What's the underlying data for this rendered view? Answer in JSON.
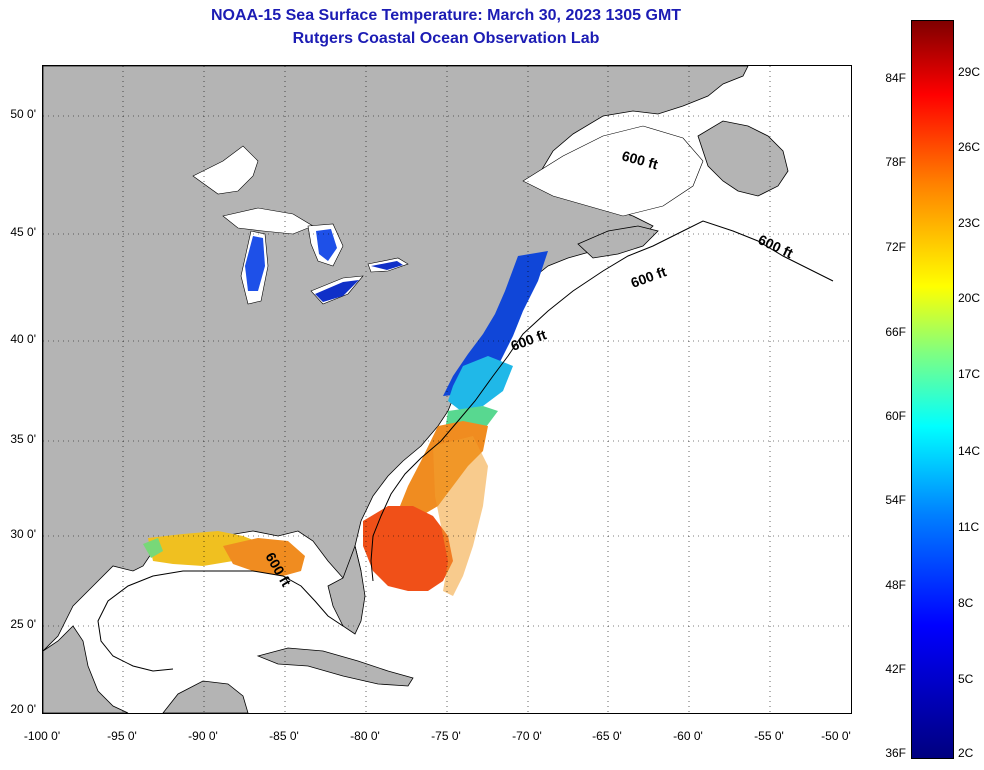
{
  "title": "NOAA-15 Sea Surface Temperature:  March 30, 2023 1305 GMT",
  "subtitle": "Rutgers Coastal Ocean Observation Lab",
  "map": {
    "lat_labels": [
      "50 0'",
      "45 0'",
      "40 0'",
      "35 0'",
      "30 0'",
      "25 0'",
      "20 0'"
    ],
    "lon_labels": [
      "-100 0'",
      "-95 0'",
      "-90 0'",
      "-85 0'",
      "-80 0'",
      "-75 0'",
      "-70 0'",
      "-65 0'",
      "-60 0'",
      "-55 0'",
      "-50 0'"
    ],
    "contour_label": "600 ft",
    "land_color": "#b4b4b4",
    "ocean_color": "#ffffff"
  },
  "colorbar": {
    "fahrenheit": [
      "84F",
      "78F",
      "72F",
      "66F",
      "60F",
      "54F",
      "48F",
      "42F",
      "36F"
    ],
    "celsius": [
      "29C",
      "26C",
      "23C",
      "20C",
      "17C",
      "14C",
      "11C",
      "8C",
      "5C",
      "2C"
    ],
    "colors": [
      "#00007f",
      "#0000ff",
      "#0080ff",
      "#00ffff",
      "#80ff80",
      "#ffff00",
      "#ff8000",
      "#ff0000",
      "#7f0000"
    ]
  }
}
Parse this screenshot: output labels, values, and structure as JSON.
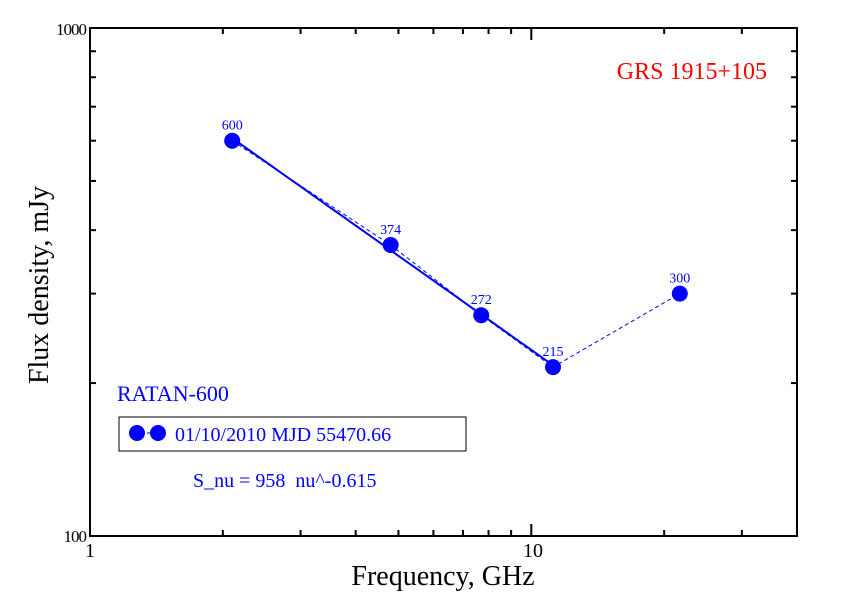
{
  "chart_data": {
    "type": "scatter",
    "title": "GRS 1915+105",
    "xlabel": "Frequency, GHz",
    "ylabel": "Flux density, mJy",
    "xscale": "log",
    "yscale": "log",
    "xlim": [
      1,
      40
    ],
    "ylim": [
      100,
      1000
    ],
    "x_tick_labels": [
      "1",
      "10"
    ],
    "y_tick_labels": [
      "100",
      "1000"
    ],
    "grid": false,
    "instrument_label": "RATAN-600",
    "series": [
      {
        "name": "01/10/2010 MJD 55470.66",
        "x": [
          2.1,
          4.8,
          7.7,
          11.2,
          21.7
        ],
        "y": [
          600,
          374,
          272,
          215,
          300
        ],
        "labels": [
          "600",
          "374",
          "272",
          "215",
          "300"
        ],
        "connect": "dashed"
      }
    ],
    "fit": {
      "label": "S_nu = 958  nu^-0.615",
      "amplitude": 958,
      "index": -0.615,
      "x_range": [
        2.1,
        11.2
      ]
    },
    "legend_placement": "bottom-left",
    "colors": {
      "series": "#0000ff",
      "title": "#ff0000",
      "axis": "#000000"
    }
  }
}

**Exercise task:** Leave out the pictures and output every record above precisely as given.

**Response for this exercise:**
What's the underlying data for this rendered view? Answer in JSON.
{
  "title": "NOAA-15 Sea Surface Temperature:  March 30, 2023 1305 GMT",
  "subtitle": "Rutgers Coastal Ocean Observation Lab",
  "map": {
    "lat_labels": [
      "50 0'",
      "45 0'",
      "40 0'",
      "35 0'",
      "30 0'",
      "25 0'",
      "20 0'"
    ],
    "lon_labels": [
      "-100 0'",
      "-95 0'",
      "-90 0'",
      "-85 0'",
      "-80 0'",
      "-75 0'",
      "-70 0'",
      "-65 0'",
      "-60 0'",
      "-55 0'",
      "-50 0'"
    ],
    "contour_label": "600 ft",
    "land_color": "#b4b4b4",
    "ocean_color": "#ffffff"
  },
  "colorbar": {
    "fahrenheit": [
      "84F",
      "78F",
      "72F",
      "66F",
      "60F",
      "54F",
      "48F",
      "42F",
      "36F"
    ],
    "celsius": [
      "29C",
      "26C",
      "23C",
      "20C",
      "17C",
      "14C",
      "11C",
      "8C",
      "5C",
      "2C"
    ],
    "colors": [
      "#00007f",
      "#0000ff",
      "#0080ff",
      "#00ffff",
      "#80ff80",
      "#ffff00",
      "#ff8000",
      "#ff0000",
      "#7f0000"
    ]
  }
}
Parse this screenshot: output labels, values, and structure as JSON.
{
  "chart_data": {
    "type": "scatter",
    "title": "GRS 1915+105",
    "xlabel": "Frequency, GHz",
    "ylabel": "Flux density, mJy",
    "xscale": "log",
    "yscale": "log",
    "xlim": [
      1,
      40
    ],
    "ylim": [
      100,
      1000
    ],
    "x_tick_labels": [
      "1",
      "10"
    ],
    "y_tick_labels": [
      "100",
      "1000"
    ],
    "grid": false,
    "instrument_label": "RATAN-600",
    "series": [
      {
        "name": "01/10/2010 MJD 55470.66",
        "x": [
          2.1,
          4.8,
          7.7,
          11.2,
          21.7
        ],
        "y": [
          600,
          374,
          272,
          215,
          300
        ],
        "labels": [
          "600",
          "374",
          "272",
          "215",
          "300"
        ],
        "connect": "dashed"
      }
    ],
    "fit": {
      "label": "S_nu = 958  nu^-0.615",
      "amplitude": 958,
      "index": -0.615,
      "x_range": [
        2.1,
        11.2
      ]
    },
    "legend_placement": "bottom-left",
    "colors": {
      "series": "#0000ff",
      "title": "#ff0000",
      "axis": "#000000"
    }
  }
}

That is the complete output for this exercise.